**Data excerpts**.

⁂

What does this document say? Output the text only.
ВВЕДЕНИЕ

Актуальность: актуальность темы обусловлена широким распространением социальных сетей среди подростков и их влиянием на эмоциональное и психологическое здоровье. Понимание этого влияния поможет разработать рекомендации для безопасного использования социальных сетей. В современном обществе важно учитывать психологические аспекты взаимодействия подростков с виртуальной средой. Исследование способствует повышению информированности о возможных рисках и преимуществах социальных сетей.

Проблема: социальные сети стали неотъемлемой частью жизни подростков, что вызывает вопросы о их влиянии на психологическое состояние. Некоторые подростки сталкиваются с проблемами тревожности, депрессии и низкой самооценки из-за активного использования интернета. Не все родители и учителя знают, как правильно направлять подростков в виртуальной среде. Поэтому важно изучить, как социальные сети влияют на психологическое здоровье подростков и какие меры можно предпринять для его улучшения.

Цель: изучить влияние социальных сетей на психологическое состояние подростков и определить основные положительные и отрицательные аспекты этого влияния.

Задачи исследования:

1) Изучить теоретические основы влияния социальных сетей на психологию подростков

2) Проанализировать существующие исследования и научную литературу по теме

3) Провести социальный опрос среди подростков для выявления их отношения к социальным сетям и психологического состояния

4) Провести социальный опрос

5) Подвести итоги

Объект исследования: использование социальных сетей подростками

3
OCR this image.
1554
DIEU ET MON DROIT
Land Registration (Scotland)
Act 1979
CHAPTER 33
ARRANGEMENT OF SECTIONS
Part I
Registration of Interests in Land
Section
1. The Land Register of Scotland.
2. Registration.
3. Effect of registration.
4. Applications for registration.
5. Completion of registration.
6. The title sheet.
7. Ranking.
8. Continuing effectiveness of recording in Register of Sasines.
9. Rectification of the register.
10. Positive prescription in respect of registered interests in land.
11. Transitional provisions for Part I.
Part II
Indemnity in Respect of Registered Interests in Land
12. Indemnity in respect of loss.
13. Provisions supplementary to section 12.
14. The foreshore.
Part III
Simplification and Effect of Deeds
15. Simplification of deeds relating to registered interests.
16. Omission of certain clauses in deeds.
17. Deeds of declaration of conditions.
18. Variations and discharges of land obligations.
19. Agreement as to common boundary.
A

⁂

**Requirement**. Reproduce only the lines between the line containing "OCR this image." and the last line of the records, those two lines included, exactly.

**Expected answer**.
OCR this image.
1554
DIEU ET MON DROIT
Land Registration (Scotland)
Act 1979
CHAPTER 33
ARRANGEMENT OF SECTIONS
Part I
Registration of Interests in Land
Section
1. The Land Register of Scotland.
2. Registration.
3. Effect of registration.
4. Applications for registration.
5. Completion of registration.
6. The title sheet.
7. Ranking.
8. Continuing effectiveness of recording in Register of Sasines.
9. Rectification of the register.
10. Positive prescription in respect of registered interests in land.
11. Transitional provisions for Part I.
Part II
Indemnity in Respect of Registered Interests in Land
12. Indemnity in respect of loss.
13. Provisions supplementary to section 12.
14. The foreshore.
Part III
Simplification and Effect of Deeds
15. Simplification of deeds relating to registered interests.
16. Omission of certain clauses in deeds.
17. Deeds of declaration of conditions.
18. Variations and discharges of land obligations.
19. Agreement as to common boundary.
A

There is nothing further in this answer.